• _TEXT SEGMENT_
====================
15min:

ESSAM HAMMAM, WILLIAM KLEMPERER, Harvard University, Department of Chemistry and Chemical Biology, Cambridge, Massachusetts, 02138; J. M. DYKE AND E. P. LEE, Southampton University, Department of Chemistry, Southampton SO17 1BJ UK.

As the first ionization energy of O₂ is 12.08 eV, O₂ is easily photoionized by solar radiation. As a result O₂⁺ is a major constituent of the upper atmosphere, notably the E-region at altitude greater than 85 km. One of the issues of current interest in the chemistry of the upper atmosphere, concerns formation of the proton hydrates H⁺(H₂O)_n through the hydration of the O₂⁺ ions. The proton hydrates mainly populate the D-region of the upper atmosphere below 82 km.

We calculate minimum energy isomers, vibrational frequencies, stepwise binding energies and thermodynamics parameters ( H^^\circ, S^^\circ, and G^^\circ) for the cluster ions O₂⁺.(H₂O)_n, n=1-3 at a high ab initio level of theory. Relative electronic energies were calculated at RCCSD(t)/aug-cc-pVTZ//UMP2/6-311++G(3df,3pd) level. The inclusion of zero point energy (ZPE) and the full counterpoise correction for the basis set superposition error (BSSE) is essential to obtain the correct energy ordering for the different isomers of a cluster ion in different electronic states. The nature of stepwise hydration processes is discussed based on the isomeric structure obtained. A mechanistic pathway for the formation of proton hydrates from the [O₂.(H₂O)_n]⁺ ions will be illustrated.
====================
• _LISTED ENTRIES_

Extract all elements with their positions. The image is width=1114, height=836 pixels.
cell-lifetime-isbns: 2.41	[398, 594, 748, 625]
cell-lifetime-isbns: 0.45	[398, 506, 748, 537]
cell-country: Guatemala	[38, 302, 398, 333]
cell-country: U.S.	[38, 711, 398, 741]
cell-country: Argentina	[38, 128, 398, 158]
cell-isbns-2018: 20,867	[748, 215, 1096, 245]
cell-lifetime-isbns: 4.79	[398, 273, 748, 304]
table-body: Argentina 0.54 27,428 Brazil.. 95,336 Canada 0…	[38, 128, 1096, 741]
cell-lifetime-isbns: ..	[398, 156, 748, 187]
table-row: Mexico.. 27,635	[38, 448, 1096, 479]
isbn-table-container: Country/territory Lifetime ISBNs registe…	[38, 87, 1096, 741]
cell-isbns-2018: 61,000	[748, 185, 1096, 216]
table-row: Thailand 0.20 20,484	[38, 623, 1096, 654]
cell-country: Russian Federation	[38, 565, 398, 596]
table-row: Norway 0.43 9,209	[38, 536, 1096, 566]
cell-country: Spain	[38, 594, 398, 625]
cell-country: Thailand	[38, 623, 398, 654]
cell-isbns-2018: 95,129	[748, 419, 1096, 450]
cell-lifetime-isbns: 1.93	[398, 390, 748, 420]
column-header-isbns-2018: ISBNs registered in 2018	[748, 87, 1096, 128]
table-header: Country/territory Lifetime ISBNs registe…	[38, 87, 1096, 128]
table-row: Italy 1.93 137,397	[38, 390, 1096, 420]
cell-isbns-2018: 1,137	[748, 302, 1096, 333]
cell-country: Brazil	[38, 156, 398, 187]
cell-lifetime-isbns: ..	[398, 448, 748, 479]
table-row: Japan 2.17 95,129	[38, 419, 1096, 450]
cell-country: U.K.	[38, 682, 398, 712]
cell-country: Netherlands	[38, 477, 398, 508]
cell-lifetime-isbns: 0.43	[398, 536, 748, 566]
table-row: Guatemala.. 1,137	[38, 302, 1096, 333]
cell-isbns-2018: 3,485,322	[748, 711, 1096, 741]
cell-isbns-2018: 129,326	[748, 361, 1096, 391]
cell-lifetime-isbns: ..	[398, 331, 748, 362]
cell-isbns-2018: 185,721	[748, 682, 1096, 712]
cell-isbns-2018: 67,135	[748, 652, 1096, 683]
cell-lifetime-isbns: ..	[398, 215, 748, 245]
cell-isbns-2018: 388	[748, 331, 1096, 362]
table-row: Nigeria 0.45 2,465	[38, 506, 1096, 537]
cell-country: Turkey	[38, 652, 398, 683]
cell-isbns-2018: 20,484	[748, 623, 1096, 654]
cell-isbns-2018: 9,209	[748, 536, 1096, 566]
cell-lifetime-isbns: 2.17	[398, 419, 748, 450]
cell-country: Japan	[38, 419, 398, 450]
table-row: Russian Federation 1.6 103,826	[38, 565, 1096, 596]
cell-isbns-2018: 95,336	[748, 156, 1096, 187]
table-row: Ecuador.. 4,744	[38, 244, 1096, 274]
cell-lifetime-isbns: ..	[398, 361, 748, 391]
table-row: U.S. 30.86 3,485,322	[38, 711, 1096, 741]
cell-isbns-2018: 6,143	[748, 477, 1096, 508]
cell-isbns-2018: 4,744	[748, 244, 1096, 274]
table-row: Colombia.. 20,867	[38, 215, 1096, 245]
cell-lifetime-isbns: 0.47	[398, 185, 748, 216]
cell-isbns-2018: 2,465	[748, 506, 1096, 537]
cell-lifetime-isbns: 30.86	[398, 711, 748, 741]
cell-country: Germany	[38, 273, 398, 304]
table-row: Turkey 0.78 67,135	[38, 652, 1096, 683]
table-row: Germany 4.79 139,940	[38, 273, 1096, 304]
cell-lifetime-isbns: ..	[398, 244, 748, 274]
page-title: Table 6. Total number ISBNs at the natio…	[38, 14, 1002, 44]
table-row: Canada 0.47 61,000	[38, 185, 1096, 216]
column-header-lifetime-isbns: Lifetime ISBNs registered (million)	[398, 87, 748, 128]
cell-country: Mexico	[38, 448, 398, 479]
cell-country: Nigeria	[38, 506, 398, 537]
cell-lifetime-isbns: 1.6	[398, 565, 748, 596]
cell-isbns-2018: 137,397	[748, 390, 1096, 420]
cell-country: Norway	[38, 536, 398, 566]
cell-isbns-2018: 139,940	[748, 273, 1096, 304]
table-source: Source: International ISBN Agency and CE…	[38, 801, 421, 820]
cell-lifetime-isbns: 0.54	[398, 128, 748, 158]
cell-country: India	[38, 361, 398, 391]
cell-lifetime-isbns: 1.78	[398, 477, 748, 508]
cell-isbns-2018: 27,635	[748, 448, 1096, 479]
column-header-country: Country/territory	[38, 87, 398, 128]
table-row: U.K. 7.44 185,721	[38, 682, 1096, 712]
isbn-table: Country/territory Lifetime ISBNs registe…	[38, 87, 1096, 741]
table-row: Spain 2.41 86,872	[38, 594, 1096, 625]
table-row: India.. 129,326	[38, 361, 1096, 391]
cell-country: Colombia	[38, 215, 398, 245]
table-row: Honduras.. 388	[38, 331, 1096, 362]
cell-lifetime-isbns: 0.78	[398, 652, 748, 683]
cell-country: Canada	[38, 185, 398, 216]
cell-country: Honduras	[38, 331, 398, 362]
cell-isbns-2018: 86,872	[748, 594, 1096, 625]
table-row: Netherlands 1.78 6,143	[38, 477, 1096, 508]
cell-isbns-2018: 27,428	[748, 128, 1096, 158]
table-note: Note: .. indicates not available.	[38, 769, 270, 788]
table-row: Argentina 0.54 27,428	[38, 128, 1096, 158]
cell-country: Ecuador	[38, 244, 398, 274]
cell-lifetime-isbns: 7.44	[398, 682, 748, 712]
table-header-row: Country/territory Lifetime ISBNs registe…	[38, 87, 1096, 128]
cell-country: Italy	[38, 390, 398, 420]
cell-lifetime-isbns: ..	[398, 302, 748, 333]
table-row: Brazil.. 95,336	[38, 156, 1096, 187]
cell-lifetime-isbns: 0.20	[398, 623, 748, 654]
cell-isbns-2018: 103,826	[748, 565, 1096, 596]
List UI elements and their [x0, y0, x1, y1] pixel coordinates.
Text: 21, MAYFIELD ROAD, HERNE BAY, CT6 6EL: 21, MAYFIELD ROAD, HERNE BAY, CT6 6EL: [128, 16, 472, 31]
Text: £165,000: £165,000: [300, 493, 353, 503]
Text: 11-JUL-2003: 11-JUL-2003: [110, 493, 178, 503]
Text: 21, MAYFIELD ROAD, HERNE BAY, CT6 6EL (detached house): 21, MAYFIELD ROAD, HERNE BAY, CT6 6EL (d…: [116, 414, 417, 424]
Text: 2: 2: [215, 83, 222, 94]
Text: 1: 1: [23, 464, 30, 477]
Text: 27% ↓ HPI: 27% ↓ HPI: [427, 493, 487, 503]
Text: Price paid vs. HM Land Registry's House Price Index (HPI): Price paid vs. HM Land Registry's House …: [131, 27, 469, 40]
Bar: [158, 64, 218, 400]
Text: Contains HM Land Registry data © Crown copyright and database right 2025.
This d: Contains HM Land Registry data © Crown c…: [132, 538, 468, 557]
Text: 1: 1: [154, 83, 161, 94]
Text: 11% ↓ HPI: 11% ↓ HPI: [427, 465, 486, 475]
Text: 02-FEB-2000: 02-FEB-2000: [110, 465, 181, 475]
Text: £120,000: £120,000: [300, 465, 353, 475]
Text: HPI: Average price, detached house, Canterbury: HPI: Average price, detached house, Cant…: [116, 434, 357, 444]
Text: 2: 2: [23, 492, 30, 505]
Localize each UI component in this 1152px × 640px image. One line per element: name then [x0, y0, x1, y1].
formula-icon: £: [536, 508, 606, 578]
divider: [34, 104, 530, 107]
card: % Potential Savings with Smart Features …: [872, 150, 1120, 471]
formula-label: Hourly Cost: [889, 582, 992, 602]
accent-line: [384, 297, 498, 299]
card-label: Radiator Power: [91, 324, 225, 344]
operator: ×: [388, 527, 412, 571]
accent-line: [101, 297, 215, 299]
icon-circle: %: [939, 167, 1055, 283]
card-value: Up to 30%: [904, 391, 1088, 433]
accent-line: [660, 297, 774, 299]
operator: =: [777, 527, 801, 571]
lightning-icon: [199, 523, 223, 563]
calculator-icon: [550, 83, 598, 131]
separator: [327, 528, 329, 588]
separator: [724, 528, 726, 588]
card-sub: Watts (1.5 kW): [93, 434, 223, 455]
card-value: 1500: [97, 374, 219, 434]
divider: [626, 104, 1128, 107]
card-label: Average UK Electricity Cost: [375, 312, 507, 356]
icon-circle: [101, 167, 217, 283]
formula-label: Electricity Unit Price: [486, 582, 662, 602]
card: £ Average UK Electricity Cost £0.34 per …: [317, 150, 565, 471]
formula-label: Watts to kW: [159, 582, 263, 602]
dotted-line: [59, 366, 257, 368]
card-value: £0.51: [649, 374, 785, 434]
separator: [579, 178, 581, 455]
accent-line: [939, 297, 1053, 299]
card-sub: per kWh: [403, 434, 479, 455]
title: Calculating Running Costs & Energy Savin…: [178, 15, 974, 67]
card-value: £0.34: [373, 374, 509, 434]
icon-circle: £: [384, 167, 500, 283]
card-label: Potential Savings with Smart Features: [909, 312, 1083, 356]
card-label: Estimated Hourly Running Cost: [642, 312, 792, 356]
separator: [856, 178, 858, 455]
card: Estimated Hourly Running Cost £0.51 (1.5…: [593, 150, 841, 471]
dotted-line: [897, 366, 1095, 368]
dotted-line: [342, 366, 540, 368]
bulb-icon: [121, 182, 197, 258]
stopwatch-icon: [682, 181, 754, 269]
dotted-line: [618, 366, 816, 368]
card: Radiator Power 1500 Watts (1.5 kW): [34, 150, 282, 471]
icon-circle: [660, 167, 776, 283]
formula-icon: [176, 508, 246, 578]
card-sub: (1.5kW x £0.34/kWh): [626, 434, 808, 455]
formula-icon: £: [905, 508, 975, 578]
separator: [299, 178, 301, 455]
====================
• _PROBLEMS AND TASKS_
A: In the abstract on hydration of O₂⁺ ions, below what altitude do the proton hydrates mainly populate the D-region of the upper atmosphere?
B: Return the passage of the abstract between "We calculate minimum" and "will be illustrated.", inclusive.

• _ANSWERS BY TASK_
A: Below 82 km.

B:
We calculate minimum energy isomers, vibrational frequencies, stepwise binding energies and thermodynamics parameters ( H^^\circ, S^^\circ, and G^^\circ) for the cluster ions O₂⁺.(H₂O)_n, n=1-3 at a high ab initio level of theory. Relative electronic energies were calculated at RCCSD(t)/aug-cc-pVTZ//UMP2/6-311++G(3df,3pd) level. The inclusion of zero point energy (ZPE) and the full counterpoise correction for the basis set superposition error (BSSE) is essential to obtain the correct energy ordering for the different isomers of a cluster ion in different electronic states. The nature of stepwise hydration processes is discussed based on the isomeric structure obtained. A mechanistic pathway for the formation of proton hydrates from the [O₂.(H₂O)_n]⁺ ions will be illustrated.